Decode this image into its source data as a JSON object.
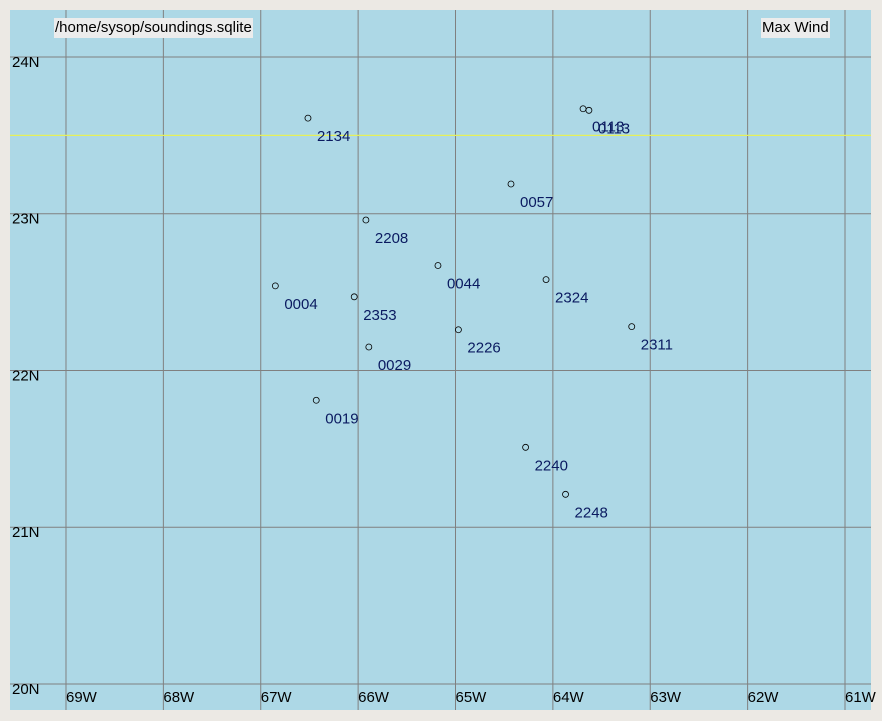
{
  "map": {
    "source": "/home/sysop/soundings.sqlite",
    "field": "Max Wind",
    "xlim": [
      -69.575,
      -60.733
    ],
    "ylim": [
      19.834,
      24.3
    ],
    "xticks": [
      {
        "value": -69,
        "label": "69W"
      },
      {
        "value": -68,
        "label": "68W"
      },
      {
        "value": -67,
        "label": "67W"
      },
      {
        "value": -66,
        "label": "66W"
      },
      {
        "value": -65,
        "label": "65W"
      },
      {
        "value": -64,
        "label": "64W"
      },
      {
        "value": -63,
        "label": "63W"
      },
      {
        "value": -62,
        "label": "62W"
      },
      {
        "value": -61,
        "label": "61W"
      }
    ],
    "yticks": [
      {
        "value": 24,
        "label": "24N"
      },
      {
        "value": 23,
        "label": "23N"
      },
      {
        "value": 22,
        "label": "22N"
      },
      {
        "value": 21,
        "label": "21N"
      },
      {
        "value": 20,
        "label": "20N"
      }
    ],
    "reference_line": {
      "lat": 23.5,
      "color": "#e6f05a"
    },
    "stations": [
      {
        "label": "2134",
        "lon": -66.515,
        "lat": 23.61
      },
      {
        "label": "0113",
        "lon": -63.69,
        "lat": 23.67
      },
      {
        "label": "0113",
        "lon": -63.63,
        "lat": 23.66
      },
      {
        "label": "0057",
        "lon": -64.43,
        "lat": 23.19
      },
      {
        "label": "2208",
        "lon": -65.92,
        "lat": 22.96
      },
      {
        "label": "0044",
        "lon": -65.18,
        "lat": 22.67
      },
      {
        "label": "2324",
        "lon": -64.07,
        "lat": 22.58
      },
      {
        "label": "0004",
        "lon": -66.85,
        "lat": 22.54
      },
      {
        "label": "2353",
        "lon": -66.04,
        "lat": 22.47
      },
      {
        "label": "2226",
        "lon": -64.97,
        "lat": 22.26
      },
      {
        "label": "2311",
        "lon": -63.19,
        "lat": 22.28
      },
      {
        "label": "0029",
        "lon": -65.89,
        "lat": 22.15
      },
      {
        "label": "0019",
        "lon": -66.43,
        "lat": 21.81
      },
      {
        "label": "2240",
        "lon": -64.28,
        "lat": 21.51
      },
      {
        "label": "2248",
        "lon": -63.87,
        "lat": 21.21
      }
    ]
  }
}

=== WRITTEN TASK ===
Repeat each entry exactly as given; no pictures belong in the copy.

=== RESULT ===
Decode this image into its source data as a JSON object.
{
  "map": {
    "source": "/home/sysop/soundings.sqlite",
    "field": "Max Wind",
    "xlim": [
      -69.575,
      -60.733
    ],
    "ylim": [
      19.834,
      24.3
    ],
    "xticks": [
      {
        "value": -69,
        "label": "69W"
      },
      {
        "value": -68,
        "label": "68W"
      },
      {
        "value": -67,
        "label": "67W"
      },
      {
        "value": -66,
        "label": "66W"
      },
      {
        "value": -65,
        "label": "65W"
      },
      {
        "value": -64,
        "label": "64W"
      },
      {
        "value": -63,
        "label": "63W"
      },
      {
        "value": -62,
        "label": "62W"
      },
      {
        "value": -61,
        "label": "61W"
      }
    ],
    "yticks": [
      {
        "value": 24,
        "label": "24N"
      },
      {
        "value": 23,
        "label": "23N"
      },
      {
        "value": 22,
        "label": "22N"
      },
      {
        "value": 21,
        "label": "21N"
      },
      {
        "value": 20,
        "label": "20N"
      }
    ],
    "reference_line": {
      "lat": 23.5,
      "color": "#e6f05a"
    },
    "stations": [
      {
        "label": "2134",
        "lon": -66.515,
        "lat": 23.61
      },
      {
        "label": "0113",
        "lon": -63.69,
        "lat": 23.67
      },
      {
        "label": "0113",
        "lon": -63.63,
        "lat": 23.66
      },
      {
        "label": "0057",
        "lon": -64.43,
        "lat": 23.19
      },
      {
        "label": "2208",
        "lon": -65.92,
        "lat": 22.96
      },
      {
        "label": "0044",
        "lon": -65.18,
        "lat": 22.67
      },
      {
        "label": "2324",
        "lon": -64.07,
        "lat": 22.58
      },
      {
        "label": "0004",
        "lon": -66.85,
        "lat": 22.54
      },
      {
        "label": "2353",
        "lon": -66.04,
        "lat": 22.47
      },
      {
        "label": "2226",
        "lon": -64.97,
        "lat": 22.26
      },
      {
        "label": "2311",
        "lon": -63.19,
        "lat": 22.28
      },
      {
        "label": "0029",
        "lon": -65.89,
        "lat": 22.15
      },
      {
        "label": "0019",
        "lon": -66.43,
        "lat": 21.81
      },
      {
        "label": "2240",
        "lon": -64.28,
        "lat": 21.51
      },
      {
        "label": "2248",
        "lon": -63.87,
        "lat": 21.21
      }
    ]
  }
}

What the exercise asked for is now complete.